▸ AIM
Output every record word for word.
....
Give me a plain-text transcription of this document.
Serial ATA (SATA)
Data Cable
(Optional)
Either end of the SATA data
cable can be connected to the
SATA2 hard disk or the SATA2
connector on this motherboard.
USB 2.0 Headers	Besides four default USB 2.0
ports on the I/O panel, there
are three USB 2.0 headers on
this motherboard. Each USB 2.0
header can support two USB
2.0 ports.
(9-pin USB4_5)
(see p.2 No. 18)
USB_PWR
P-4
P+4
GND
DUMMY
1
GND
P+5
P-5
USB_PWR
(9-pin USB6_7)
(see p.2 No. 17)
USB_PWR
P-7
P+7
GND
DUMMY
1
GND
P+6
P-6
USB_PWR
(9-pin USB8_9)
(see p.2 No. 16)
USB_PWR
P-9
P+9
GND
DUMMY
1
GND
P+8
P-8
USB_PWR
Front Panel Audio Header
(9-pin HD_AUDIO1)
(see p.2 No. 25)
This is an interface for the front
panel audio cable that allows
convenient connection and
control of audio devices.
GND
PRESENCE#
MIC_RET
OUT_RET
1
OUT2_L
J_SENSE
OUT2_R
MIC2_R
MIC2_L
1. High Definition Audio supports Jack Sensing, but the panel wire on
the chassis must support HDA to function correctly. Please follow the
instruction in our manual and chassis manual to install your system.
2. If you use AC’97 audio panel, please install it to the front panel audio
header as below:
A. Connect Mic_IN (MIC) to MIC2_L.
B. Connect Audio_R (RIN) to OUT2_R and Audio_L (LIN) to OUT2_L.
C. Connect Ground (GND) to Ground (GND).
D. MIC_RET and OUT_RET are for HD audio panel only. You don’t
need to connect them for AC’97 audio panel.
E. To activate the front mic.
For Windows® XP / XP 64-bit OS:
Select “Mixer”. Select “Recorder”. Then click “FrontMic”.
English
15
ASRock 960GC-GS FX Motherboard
....
▸ CORRECT RESPONSE
Give me a plain-text transcription of this document.
Serial ATA (SATA)
Data Cable
(Optional)
Either end of the SATA data
cable can be connected to the
SATA2 hard disk or the SATA2
connector on this motherboard.
USB 2.0 Headers	Besides four default USB 2.0
ports on the I/O panel, there
are three USB 2.0 headers on
this motherboard. Each USB 2.0
header can support two USB
2.0 ports.
(9-pin USB4_5)
(see p.2 No. 18)
USB_PWR
P-4
P+4
GND
DUMMY
1
GND
P+5
P-5
USB_PWR
(9-pin USB6_7)
(see p.2 No. 17)
USB_PWR
P-7
P+7
GND
DUMMY
1
GND
P+6
P-6
USB_PWR
(9-pin USB8_9)
(see p.2 No. 16)
USB_PWR
P-9
P+9
GND
DUMMY
1
GND
P+8
P-8
USB_PWR
Front Panel Audio Header
(9-pin HD_AUDIO1)
(see p.2 No. 25)
This is an interface for the front
panel audio cable that allows
convenient connection and
control of audio devices.
GND
PRESENCE#
MIC_RET
OUT_RET
1
OUT2_L
J_SENSE
OUT2_R
MIC2_R
MIC2_L
1. High Definition Audio supports Jack Sensing, but the panel wire on
the chassis must support HDA to function correctly. Please follow the
instruction in our manual and chassis manual to install your system.
2. If you use AC’97 audio panel, please install it to the front panel audio
header as below:
A. Connect Mic_IN (MIC) to MIC2_L.
B. Connect Audio_R (RIN) to OUT2_R and Audio_L (LIN) to OUT2_L.
C. Connect Ground (GND) to Ground (GND).
D. MIC_RET and OUT_RET are for HD audio panel only. You don’t
need to connect them for AC’97 audio panel.
E. To activate the front mic.
For Windows® XP / XP 64-bit OS:
Select “Mixer”. Select “Recorder”. Then click “FrontMic”.
English
15
ASRock 960GC-GS FX Motherboard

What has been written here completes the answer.